* **The data**
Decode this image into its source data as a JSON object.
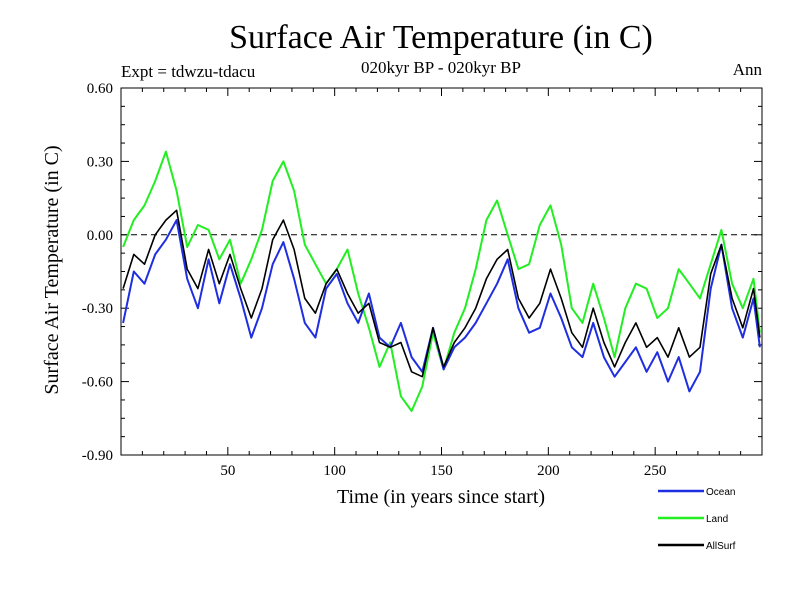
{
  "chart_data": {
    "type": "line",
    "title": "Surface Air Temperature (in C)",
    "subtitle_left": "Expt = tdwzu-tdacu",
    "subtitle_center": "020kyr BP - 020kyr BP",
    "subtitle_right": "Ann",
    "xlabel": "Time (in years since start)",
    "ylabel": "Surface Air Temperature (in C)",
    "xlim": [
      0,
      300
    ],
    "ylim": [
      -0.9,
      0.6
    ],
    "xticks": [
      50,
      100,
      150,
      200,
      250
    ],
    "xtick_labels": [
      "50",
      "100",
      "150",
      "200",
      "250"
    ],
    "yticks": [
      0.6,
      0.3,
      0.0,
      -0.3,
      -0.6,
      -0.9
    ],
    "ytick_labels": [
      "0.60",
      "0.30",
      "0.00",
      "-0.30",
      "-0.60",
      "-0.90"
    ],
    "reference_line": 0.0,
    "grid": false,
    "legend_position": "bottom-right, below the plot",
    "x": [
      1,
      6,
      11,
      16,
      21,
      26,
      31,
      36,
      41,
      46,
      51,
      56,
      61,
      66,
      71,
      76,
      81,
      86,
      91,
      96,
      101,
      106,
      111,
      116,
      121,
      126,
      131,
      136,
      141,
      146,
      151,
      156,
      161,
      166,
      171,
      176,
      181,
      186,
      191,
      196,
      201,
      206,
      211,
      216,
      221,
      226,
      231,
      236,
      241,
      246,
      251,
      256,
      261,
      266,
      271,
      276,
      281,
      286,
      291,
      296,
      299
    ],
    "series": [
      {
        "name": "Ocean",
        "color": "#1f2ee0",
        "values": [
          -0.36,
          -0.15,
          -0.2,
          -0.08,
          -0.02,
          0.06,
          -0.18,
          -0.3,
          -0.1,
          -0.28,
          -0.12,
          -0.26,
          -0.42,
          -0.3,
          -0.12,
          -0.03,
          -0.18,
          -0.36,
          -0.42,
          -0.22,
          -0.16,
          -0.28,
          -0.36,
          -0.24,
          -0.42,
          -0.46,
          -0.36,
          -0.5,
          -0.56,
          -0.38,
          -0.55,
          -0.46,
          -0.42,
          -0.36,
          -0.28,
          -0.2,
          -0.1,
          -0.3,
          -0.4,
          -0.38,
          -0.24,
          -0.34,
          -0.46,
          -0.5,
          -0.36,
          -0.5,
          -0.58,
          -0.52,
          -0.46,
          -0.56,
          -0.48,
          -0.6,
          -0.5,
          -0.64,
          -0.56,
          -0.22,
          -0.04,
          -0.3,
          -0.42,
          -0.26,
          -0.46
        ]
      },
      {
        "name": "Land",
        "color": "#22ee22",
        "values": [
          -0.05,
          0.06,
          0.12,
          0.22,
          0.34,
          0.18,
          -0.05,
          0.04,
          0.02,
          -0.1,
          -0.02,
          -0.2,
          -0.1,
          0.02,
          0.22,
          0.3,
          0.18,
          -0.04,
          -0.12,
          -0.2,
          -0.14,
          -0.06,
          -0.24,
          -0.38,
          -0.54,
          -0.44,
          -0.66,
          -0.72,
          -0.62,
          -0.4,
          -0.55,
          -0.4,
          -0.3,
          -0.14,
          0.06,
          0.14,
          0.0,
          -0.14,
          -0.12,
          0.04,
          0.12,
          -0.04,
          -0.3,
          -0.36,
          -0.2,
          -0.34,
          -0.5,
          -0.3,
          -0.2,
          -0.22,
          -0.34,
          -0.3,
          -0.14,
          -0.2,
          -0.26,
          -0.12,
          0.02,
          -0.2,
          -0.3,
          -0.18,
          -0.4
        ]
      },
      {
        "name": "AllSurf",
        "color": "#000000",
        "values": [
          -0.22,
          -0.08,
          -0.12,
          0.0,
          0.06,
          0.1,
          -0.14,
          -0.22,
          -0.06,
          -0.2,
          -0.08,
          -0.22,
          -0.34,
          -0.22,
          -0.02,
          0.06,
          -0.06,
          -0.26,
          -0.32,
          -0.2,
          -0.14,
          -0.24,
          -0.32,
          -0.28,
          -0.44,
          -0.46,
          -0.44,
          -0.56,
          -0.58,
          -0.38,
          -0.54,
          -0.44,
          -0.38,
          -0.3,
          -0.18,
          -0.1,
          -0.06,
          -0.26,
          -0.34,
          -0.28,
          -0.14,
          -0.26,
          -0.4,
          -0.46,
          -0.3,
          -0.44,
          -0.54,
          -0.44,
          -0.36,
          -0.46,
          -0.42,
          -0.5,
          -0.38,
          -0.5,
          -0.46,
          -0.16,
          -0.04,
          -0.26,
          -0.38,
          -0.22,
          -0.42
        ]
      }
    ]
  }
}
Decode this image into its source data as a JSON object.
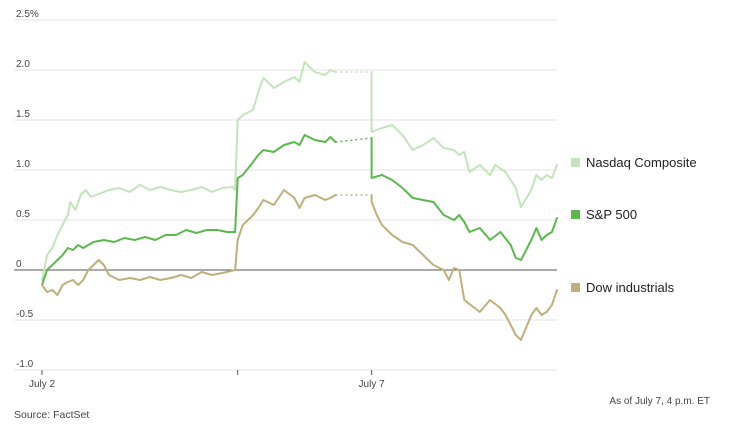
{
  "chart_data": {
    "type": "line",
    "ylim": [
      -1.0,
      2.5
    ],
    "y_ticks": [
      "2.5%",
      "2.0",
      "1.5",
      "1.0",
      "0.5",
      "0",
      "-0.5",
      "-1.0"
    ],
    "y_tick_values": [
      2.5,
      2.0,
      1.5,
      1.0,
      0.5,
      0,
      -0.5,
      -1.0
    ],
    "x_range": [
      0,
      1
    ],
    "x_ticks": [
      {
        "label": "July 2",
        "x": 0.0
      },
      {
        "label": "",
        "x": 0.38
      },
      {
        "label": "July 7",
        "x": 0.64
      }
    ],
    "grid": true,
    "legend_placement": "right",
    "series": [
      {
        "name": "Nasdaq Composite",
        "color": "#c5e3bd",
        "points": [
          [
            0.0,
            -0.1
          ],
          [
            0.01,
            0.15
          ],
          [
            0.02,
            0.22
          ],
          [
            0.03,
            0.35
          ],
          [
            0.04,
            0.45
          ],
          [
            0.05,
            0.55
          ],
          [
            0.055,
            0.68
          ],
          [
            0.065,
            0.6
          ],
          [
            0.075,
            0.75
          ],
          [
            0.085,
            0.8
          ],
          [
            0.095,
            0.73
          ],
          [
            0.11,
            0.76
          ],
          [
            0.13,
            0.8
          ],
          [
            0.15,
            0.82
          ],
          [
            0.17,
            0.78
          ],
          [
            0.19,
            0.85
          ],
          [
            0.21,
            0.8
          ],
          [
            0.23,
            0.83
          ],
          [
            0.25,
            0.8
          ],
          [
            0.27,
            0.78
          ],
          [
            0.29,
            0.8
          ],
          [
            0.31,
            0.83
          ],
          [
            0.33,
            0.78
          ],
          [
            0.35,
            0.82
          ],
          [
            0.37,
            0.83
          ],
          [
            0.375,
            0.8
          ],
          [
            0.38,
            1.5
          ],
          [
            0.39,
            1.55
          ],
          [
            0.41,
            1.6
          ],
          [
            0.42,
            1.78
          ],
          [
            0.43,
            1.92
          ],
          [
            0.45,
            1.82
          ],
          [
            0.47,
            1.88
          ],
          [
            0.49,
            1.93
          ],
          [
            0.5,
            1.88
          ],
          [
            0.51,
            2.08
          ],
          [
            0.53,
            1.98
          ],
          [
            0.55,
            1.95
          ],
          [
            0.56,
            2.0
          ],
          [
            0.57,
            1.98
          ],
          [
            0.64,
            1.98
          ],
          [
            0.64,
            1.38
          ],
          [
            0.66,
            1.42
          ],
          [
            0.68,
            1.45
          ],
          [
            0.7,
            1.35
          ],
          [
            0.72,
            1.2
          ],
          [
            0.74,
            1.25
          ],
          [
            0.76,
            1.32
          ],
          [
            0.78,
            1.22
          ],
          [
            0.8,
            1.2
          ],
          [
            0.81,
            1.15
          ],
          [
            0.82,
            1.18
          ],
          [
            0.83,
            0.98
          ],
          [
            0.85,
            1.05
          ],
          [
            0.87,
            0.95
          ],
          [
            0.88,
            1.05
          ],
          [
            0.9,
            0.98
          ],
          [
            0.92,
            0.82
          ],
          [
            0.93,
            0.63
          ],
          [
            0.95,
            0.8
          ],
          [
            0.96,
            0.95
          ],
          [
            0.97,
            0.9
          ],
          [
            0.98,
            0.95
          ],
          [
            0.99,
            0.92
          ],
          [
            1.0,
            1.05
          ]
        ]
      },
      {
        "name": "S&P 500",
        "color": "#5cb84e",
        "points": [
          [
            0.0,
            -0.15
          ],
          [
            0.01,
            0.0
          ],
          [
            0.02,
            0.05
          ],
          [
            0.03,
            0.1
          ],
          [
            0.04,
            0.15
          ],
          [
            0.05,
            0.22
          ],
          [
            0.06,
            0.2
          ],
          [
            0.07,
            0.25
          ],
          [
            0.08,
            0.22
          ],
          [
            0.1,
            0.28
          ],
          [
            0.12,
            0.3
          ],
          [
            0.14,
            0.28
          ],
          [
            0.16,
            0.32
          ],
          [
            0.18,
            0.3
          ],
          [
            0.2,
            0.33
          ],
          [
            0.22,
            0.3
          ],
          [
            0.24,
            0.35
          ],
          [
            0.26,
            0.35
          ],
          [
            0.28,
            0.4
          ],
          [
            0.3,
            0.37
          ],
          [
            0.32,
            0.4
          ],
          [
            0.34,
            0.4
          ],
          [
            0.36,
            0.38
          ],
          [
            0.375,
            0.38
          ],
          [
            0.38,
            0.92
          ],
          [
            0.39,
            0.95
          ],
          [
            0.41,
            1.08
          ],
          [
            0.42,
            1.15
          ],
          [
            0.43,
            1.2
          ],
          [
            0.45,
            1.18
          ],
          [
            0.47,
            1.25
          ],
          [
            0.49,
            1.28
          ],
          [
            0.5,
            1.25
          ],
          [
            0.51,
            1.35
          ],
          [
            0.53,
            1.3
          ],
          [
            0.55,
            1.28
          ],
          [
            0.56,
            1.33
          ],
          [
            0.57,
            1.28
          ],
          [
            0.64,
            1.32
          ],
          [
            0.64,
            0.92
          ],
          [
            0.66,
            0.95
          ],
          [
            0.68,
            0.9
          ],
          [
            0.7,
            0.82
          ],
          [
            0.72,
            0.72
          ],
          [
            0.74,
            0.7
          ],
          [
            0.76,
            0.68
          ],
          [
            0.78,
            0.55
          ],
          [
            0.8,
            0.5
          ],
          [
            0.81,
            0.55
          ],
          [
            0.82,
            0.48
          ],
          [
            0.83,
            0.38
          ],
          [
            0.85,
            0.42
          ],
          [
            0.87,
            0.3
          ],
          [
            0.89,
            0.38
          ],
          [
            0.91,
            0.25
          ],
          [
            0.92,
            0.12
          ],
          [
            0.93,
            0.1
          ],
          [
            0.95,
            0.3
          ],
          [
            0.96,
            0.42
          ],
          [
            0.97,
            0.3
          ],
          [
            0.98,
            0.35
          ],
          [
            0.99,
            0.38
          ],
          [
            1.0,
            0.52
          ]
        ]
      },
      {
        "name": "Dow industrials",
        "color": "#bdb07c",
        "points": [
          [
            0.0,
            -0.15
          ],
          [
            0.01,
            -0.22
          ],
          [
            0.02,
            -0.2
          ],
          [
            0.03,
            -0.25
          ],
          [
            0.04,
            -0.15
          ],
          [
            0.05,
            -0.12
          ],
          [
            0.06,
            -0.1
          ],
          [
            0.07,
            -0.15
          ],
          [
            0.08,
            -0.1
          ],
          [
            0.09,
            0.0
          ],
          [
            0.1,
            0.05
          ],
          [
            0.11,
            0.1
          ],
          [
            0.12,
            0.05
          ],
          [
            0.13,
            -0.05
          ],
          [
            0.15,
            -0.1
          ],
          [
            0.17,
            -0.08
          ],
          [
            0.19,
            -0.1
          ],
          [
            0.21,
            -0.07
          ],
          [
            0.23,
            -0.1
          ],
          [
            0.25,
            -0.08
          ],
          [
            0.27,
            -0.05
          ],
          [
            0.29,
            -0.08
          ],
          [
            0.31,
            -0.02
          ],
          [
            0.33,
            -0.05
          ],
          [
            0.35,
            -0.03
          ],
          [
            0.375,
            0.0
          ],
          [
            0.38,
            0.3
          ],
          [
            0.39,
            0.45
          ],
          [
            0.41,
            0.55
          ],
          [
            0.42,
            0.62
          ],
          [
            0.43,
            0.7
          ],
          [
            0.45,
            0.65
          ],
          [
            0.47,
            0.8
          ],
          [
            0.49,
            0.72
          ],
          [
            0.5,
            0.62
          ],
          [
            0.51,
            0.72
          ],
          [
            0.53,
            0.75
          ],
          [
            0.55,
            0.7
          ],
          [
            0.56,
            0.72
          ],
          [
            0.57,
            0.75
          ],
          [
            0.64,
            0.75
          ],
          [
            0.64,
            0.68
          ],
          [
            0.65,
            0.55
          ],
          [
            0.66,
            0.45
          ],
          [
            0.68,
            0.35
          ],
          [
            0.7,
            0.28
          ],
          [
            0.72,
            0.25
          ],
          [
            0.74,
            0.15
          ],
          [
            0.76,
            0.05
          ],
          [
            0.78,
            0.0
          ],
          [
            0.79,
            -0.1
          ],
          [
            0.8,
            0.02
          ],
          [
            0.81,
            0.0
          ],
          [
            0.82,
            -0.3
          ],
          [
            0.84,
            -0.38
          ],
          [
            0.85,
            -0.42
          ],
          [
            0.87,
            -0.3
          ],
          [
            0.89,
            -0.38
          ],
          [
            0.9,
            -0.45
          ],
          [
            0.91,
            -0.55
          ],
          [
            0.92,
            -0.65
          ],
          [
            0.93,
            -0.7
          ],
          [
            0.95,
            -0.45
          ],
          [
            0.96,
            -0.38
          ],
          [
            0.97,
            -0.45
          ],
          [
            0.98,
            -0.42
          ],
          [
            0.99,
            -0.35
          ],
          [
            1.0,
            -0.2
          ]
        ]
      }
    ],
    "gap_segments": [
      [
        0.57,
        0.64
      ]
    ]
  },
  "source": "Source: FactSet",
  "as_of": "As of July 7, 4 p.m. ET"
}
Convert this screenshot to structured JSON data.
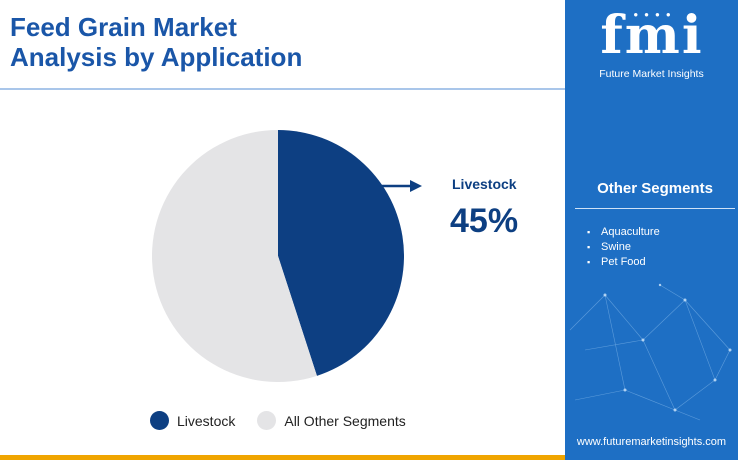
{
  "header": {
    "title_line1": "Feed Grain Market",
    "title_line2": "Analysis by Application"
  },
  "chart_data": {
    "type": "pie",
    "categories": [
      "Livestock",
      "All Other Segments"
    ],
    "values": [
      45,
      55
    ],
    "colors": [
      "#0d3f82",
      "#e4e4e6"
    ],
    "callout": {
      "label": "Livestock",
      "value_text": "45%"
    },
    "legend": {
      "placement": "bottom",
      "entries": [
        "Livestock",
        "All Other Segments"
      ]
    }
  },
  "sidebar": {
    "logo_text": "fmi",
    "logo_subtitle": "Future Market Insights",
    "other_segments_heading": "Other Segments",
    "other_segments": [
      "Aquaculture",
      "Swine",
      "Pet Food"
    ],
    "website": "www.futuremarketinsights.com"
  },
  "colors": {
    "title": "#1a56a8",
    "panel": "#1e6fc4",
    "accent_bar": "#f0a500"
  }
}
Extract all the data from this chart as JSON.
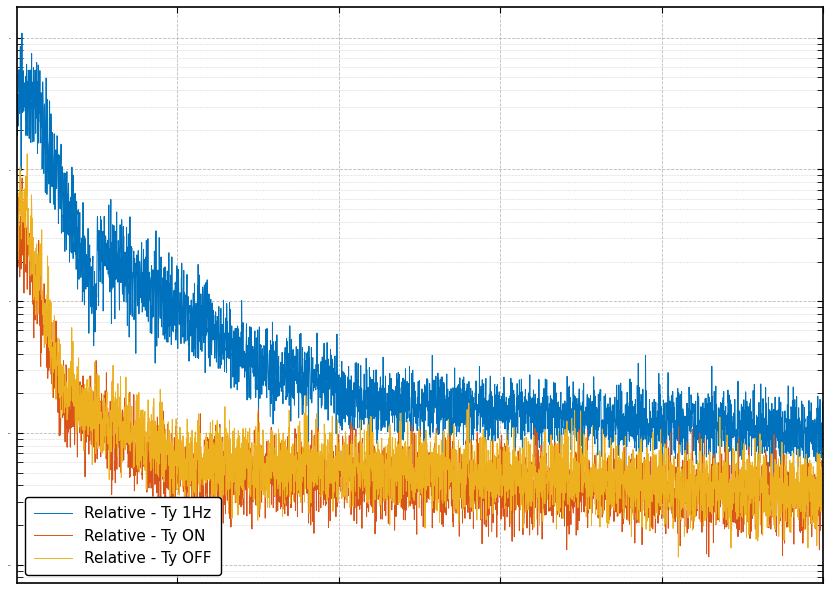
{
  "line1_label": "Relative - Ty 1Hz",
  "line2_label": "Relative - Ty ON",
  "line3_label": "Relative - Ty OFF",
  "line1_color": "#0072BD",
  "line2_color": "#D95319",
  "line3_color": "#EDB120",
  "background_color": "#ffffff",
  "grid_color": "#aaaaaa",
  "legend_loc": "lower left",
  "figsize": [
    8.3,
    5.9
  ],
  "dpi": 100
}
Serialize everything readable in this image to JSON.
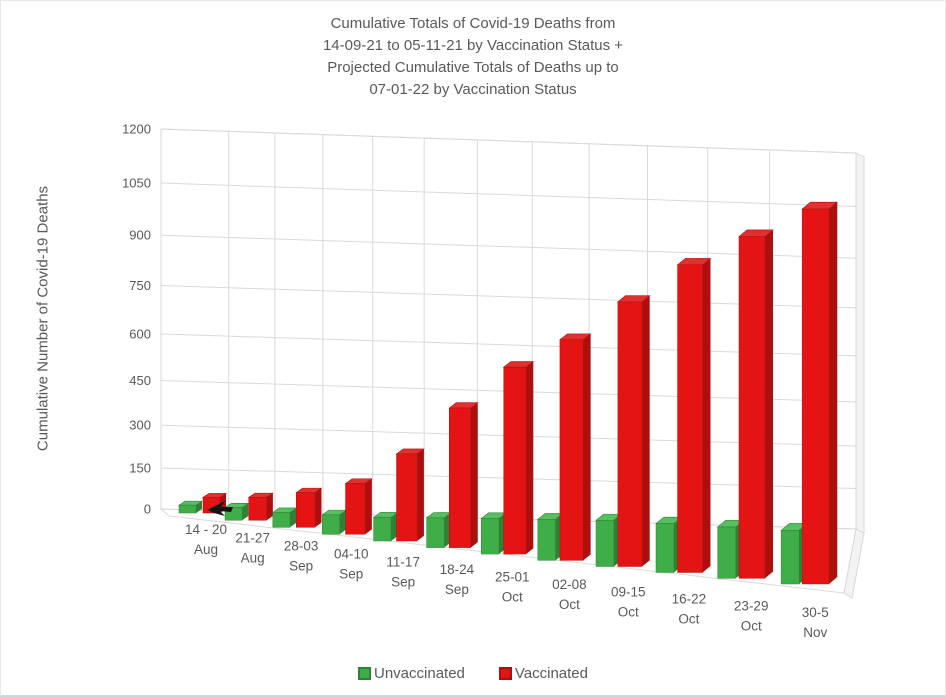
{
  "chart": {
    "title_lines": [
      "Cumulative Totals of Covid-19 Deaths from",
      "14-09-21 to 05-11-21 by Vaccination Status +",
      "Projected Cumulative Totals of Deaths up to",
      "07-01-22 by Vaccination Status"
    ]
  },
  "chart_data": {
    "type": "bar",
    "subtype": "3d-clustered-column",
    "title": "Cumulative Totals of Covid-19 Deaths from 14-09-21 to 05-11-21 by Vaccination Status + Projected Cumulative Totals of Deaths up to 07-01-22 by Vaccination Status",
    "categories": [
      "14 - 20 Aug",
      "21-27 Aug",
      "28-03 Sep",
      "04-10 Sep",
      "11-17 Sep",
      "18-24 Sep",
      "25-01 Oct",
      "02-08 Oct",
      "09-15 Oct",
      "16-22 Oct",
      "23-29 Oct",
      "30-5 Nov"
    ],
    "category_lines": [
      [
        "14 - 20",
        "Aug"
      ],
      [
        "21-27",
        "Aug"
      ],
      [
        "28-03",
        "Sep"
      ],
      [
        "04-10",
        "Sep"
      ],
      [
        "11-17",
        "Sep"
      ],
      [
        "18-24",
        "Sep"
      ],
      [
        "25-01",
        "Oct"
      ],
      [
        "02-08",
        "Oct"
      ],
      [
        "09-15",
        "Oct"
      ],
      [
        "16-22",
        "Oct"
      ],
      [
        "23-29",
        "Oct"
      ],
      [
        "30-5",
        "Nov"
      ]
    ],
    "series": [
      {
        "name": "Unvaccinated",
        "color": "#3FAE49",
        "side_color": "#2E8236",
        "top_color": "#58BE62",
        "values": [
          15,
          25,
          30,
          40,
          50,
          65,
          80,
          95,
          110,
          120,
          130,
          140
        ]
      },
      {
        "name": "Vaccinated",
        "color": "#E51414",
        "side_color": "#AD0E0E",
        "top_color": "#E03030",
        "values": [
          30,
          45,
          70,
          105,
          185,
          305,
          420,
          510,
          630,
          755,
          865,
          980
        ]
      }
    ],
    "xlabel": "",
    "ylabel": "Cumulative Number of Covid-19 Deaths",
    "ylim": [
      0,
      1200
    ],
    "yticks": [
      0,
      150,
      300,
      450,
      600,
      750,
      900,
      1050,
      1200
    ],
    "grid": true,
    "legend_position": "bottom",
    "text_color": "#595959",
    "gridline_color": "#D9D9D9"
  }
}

* **Problem requirements**
Using the entries above, tally how many lines have the word "xlabel" in them; write the number and nothing more.

* **Full answer**
2